SUPPLIED MATERIAL:

[START]

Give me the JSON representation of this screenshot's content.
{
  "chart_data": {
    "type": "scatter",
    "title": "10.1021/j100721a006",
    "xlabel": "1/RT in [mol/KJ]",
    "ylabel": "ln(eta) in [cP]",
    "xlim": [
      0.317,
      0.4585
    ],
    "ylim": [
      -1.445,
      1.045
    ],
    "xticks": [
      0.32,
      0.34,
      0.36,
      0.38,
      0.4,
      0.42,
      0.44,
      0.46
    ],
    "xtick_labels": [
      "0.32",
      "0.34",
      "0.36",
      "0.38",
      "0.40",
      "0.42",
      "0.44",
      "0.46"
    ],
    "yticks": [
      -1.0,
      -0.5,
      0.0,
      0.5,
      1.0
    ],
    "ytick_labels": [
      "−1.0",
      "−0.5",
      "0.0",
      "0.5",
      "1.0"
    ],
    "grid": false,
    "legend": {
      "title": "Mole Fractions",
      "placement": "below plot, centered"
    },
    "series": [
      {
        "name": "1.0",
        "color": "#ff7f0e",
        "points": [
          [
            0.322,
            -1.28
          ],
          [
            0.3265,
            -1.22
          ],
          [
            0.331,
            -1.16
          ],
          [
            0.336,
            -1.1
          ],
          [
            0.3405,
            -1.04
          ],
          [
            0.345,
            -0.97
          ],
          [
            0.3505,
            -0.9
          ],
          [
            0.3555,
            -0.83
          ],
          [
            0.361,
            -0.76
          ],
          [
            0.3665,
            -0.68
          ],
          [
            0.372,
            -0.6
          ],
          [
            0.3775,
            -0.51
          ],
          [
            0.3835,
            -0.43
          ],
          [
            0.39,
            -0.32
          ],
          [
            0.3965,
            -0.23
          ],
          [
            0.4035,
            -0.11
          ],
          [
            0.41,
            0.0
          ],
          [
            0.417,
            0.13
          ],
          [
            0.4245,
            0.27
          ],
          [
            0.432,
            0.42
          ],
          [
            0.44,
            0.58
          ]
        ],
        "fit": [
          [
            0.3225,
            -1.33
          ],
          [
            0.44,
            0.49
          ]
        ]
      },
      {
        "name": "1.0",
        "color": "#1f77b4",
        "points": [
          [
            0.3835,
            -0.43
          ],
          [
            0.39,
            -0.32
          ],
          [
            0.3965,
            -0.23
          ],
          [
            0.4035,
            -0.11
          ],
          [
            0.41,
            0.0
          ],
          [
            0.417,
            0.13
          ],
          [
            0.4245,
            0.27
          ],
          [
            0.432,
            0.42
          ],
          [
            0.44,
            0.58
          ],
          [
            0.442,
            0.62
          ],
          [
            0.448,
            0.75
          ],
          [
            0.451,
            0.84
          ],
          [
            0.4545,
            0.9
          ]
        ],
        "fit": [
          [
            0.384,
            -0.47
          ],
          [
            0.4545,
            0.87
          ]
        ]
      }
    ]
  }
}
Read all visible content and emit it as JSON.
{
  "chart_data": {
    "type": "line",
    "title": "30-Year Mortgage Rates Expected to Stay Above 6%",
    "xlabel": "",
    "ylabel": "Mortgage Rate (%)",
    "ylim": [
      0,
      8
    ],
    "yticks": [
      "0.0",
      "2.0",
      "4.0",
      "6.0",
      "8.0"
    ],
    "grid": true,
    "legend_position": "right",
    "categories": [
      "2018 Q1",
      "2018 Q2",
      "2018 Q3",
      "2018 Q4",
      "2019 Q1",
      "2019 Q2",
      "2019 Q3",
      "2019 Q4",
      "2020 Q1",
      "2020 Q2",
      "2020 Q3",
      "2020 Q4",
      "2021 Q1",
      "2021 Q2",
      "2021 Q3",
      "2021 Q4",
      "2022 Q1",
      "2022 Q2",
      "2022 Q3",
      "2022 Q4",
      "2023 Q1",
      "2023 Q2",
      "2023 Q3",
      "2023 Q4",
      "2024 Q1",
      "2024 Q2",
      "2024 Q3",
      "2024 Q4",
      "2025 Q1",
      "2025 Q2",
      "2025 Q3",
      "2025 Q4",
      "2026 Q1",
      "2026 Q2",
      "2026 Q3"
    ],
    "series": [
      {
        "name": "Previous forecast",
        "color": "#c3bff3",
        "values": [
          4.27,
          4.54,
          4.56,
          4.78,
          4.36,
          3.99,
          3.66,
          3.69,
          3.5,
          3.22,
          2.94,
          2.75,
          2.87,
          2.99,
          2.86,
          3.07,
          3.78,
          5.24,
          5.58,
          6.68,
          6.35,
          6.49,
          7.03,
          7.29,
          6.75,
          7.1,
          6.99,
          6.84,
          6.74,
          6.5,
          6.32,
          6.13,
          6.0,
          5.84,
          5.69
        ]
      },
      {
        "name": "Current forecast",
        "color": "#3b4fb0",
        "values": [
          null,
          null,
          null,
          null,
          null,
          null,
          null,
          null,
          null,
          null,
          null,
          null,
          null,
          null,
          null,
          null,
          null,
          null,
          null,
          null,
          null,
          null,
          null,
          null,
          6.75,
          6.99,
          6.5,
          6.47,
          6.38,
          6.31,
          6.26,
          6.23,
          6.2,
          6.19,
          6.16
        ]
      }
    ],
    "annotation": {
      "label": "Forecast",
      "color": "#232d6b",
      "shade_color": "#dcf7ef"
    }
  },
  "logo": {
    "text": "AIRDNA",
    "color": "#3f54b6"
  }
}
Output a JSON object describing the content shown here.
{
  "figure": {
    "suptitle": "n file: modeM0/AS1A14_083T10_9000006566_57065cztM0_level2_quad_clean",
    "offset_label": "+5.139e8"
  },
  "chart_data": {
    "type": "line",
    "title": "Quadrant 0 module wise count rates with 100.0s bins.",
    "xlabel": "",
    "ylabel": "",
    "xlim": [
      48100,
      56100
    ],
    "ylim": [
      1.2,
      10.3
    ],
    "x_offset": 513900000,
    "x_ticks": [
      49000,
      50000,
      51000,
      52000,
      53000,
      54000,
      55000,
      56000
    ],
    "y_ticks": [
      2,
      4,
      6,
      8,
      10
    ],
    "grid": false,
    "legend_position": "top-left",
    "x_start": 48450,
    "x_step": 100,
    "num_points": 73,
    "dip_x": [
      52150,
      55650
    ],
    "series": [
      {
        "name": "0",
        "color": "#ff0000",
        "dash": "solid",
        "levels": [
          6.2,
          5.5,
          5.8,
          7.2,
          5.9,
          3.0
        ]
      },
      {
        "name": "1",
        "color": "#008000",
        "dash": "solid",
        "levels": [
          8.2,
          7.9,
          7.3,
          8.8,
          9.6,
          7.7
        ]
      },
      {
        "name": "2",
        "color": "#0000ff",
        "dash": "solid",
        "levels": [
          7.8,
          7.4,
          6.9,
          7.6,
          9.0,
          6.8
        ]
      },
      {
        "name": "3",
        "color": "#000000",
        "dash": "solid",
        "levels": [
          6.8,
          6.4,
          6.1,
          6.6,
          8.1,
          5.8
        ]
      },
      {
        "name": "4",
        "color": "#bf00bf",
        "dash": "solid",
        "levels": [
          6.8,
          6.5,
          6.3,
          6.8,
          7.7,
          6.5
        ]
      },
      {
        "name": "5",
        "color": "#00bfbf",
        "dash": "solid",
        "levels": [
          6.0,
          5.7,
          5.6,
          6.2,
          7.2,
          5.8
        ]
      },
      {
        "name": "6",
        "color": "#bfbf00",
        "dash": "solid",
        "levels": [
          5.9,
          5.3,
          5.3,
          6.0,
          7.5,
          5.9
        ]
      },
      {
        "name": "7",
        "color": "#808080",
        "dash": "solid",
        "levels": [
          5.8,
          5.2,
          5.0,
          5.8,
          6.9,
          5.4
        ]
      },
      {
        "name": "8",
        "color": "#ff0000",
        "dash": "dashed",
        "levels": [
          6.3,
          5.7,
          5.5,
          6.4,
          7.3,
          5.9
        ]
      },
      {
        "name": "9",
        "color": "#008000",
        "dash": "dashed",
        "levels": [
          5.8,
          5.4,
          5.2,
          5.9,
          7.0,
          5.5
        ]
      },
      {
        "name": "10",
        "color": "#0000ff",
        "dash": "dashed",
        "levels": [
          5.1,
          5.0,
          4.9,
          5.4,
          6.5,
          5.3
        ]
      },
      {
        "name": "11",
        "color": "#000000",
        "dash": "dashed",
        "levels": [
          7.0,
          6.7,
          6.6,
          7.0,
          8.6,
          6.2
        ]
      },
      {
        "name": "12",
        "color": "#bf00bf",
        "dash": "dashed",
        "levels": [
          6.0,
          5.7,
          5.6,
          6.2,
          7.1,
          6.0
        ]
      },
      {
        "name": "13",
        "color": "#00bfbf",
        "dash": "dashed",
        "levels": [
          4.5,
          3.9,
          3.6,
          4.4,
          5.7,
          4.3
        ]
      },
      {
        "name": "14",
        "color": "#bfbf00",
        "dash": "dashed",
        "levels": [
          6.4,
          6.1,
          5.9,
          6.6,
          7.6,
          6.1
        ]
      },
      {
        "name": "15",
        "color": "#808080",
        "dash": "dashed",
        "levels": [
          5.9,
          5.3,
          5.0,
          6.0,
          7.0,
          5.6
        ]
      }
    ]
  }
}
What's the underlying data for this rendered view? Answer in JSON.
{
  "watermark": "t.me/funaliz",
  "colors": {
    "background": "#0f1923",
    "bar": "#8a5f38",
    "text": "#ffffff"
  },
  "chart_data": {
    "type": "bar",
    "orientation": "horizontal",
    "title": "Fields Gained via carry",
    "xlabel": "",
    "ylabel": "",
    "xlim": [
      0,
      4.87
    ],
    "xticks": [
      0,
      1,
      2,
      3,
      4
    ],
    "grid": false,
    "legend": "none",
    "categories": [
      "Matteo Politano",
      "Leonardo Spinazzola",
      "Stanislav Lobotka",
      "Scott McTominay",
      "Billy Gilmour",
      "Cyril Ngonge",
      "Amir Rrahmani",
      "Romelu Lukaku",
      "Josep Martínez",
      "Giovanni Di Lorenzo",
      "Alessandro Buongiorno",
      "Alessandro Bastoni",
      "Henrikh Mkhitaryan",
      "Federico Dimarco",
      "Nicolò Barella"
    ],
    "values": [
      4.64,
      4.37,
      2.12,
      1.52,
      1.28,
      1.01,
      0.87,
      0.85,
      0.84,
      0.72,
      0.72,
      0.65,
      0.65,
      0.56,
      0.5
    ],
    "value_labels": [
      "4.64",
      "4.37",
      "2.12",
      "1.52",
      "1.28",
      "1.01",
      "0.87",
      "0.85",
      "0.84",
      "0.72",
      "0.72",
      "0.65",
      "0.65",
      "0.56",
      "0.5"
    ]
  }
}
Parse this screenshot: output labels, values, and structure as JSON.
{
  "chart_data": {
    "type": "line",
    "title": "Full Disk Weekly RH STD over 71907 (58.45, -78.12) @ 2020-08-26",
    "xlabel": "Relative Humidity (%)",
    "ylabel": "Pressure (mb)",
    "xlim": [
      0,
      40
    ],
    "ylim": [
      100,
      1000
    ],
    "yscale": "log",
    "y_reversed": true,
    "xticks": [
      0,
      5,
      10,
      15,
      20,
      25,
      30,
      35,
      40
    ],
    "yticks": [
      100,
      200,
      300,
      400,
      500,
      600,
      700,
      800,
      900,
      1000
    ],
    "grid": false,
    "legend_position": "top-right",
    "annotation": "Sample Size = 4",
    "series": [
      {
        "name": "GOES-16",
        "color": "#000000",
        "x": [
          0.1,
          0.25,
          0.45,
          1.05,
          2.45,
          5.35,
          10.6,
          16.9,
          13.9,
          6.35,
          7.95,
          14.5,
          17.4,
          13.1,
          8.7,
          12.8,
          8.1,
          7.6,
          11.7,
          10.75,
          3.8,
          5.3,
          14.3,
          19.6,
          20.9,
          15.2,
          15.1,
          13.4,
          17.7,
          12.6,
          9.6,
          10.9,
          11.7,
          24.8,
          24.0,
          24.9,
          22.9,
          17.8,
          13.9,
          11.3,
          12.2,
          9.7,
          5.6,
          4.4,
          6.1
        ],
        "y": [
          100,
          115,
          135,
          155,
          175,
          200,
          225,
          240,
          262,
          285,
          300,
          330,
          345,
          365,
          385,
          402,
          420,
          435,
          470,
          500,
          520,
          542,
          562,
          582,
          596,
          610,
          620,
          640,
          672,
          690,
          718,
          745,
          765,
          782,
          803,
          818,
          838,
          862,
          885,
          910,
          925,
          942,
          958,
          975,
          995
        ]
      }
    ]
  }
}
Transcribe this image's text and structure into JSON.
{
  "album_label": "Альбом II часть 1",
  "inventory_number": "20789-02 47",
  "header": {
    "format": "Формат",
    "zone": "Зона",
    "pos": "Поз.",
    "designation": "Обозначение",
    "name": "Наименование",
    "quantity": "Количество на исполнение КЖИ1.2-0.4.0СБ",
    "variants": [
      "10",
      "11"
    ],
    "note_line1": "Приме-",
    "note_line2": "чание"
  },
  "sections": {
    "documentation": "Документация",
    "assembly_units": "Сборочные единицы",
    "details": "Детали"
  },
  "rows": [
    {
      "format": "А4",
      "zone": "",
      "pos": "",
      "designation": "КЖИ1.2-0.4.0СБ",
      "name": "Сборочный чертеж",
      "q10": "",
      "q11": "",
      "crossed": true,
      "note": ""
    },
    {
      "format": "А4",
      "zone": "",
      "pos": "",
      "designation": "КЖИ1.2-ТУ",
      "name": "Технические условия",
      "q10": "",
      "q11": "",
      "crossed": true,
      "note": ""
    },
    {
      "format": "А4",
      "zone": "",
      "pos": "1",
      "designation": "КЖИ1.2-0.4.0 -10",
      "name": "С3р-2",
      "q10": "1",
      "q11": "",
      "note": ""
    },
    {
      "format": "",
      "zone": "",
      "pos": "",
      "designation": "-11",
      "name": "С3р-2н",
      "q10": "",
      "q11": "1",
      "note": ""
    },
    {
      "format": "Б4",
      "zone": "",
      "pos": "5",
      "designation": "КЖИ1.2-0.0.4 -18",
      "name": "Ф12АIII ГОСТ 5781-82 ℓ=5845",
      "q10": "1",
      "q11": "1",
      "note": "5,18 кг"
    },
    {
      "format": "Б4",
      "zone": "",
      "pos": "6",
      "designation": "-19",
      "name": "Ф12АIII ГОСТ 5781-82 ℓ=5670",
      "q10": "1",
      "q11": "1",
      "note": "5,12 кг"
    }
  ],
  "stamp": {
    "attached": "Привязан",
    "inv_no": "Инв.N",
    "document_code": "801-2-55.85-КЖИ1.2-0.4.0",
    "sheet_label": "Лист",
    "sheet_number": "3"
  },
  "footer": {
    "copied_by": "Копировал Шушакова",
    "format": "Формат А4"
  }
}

[END]

EXERCISE AIM: Check all the records above and select each line where the string "ГОСТ" is found.

EXPECTED ANSWER:
      "name": "Ф12АIII ГОСТ 5781-82 ℓ=5845",
      "name": "Ф12АIII ГОСТ 5781-82 ℓ=5670",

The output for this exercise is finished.